** BEGIN Extracted data **

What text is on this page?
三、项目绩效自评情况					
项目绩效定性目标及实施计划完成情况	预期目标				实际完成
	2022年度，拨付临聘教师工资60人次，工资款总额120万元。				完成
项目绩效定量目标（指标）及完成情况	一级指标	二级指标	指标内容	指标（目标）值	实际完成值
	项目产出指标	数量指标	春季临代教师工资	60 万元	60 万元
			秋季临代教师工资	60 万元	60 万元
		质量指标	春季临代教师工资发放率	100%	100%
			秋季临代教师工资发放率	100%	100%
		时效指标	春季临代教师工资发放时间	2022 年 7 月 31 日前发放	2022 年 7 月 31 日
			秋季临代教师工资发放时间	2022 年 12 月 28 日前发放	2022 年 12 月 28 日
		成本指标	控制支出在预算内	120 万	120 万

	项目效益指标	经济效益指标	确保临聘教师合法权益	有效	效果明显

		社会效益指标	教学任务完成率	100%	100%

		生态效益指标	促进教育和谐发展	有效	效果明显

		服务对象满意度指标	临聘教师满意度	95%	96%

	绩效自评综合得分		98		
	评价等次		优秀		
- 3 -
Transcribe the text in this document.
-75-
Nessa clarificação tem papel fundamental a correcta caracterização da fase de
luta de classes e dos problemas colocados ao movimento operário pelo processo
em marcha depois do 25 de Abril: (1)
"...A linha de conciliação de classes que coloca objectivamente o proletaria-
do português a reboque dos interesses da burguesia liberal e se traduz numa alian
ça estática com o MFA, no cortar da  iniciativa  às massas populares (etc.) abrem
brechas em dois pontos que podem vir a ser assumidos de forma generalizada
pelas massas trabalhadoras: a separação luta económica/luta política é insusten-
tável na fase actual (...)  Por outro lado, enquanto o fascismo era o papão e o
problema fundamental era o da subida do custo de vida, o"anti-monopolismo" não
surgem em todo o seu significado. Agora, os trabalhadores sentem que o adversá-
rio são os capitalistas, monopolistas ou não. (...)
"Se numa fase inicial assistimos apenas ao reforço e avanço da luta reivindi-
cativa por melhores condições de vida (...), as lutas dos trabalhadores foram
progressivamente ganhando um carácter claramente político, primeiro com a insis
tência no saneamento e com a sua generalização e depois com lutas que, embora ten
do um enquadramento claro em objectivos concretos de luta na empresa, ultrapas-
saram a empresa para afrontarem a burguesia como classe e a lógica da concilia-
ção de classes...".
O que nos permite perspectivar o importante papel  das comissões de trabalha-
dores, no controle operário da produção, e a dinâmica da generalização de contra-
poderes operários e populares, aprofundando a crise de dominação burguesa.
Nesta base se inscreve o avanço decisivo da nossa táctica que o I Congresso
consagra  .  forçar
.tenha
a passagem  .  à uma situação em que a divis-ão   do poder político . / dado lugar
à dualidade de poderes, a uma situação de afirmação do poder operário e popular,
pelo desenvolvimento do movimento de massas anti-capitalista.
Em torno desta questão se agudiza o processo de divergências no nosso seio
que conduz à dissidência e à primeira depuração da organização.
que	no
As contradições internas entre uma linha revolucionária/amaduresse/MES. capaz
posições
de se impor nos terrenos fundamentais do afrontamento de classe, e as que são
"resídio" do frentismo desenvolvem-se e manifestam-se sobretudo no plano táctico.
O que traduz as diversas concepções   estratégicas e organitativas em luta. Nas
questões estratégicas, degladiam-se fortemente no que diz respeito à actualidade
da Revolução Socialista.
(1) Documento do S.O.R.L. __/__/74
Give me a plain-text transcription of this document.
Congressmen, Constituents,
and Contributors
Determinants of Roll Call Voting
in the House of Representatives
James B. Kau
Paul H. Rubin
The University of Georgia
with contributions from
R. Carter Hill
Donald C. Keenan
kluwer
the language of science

** END Extracted data **

Each line of the material above needs to be quoted exactly, please.

What text is on this page?
三、项目绩效自评情况					
项目绩效定性目标及实施计划完成情况	预期目标				实际完成
	2022年度，拨付临聘教师工资60人次，工资款总额120万元。				完成
项目绩效定量目标（指标）及完成情况	一级指标	二级指标	指标内容	指标（目标）值	实际完成值
	项目产出指标	数量指标	春季临代教师工资	60 万元	60 万元
			秋季临代教师工资	60 万元	60 万元
		质量指标	春季临代教师工资发放率	100%	100%
			秋季临代教师工资发放率	100%	100%
		时效指标	春季临代教师工资发放时间	2022 年 7 月 31 日前发放	2022 年 7 月 31 日
			秋季临代教师工资发放时间	2022 年 12 月 28 日前发放	2022 年 12 月 28 日
		成本指标	控制支出在预算内	120 万	120 万

	项目效益指标	经济效益指标	确保临聘教师合法权益	有效	效果明显

		社会效益指标	教学任务完成率	100%	100%

		生态效益指标	促进教育和谐发展	有效	效果明显

		服务对象满意度指标	临聘教师满意度	95%	96%

	绩效自评综合得分		98		
	评价等次		优秀		
- 3 -
Transcribe the text in this document.
-75-
Nessa clarificação tem papel fundamental a correcta caracterização da fase de
luta de classes e dos problemas colocados ao movimento operário pelo processo
em marcha depois do 25 de Abril: (1)
"...A linha de conciliação de classes que coloca objectivamente o proletaria-
do português a reboque dos interesses da burguesia liberal e se traduz numa alian
ça estática com o MFA, no cortar da  iniciativa  às massas populares (etc.) abrem
brechas em dois pontos que podem vir a ser assumidos de forma generalizada
pelas massas trabalhadoras: a separação luta económica/luta política é insusten-
tável na fase actual (...)  Por outro lado, enquanto o fascismo era o papão e o
problema fundamental era o da subida do custo de vida, o"anti-monopolismo" não
surgem em todo o seu significado. Agora, os trabalhadores sentem que o adversá-
rio são os capitalistas, monopolistas ou não. (...)
"Se numa fase inicial assistimos apenas ao reforço e avanço da luta reivindi-
cativa por melhores condições de vida (...), as lutas dos trabalhadores foram
progressivamente ganhando um carácter claramente político, primeiro com a insis
tência no saneamento e com a sua generalização e depois com lutas que, embora ten
do um enquadramento claro em objectivos concretos de luta na empresa, ultrapas-
saram a empresa para afrontarem a burguesia como classe e a lógica da concilia-
ção de classes...".
O que nos permite perspectivar o importante papel  das comissões de trabalha-
dores, no controle operário da produção, e a dinâmica da generalização de contra-
poderes operários e populares, aprofundando a crise de dominação burguesa.
Nesta base se inscreve o avanço decisivo da nossa táctica que o I Congresso
consagra  .  forçar
.tenha
a passagem  .  à uma situação em que a divis-ão   do poder político . / dado lugar
à dualidade de poderes, a uma situação de afirmação do poder operário e popular,
pelo desenvolvimento do movimento de massas anti-capitalista.
Em torno desta questão se agudiza o processo de divergências no nosso seio
que conduz à dissidência e à primeira depuração da organização.
que	no
As contradições internas entre uma linha revolucionária/amaduresse/MES. capaz
posições
de se impor nos terrenos fundamentais do afrontamento de classe, e as que são
"resídio" do frentismo desenvolvem-se e manifestam-se sobretudo no plano táctico.
O que traduz as diversas concepções   estratégicas e organitativas em luta. Nas
questões estratégicas, degladiam-se fortemente no que diz respeito à actualidade
da Revolução Socialista.
(1) Documento do S.O.R.L. __/__/74
Give me a plain-text transcription of this document.
Congressmen, Constituents,
and Contributors
Determinants of Roll Call Voting
in the House of Representatives
James B. Kau
Paul H. Rubin
The University of Georgia
with contributions from
R. Carter Hill
Donald C. Keenan
kluwer
the language of science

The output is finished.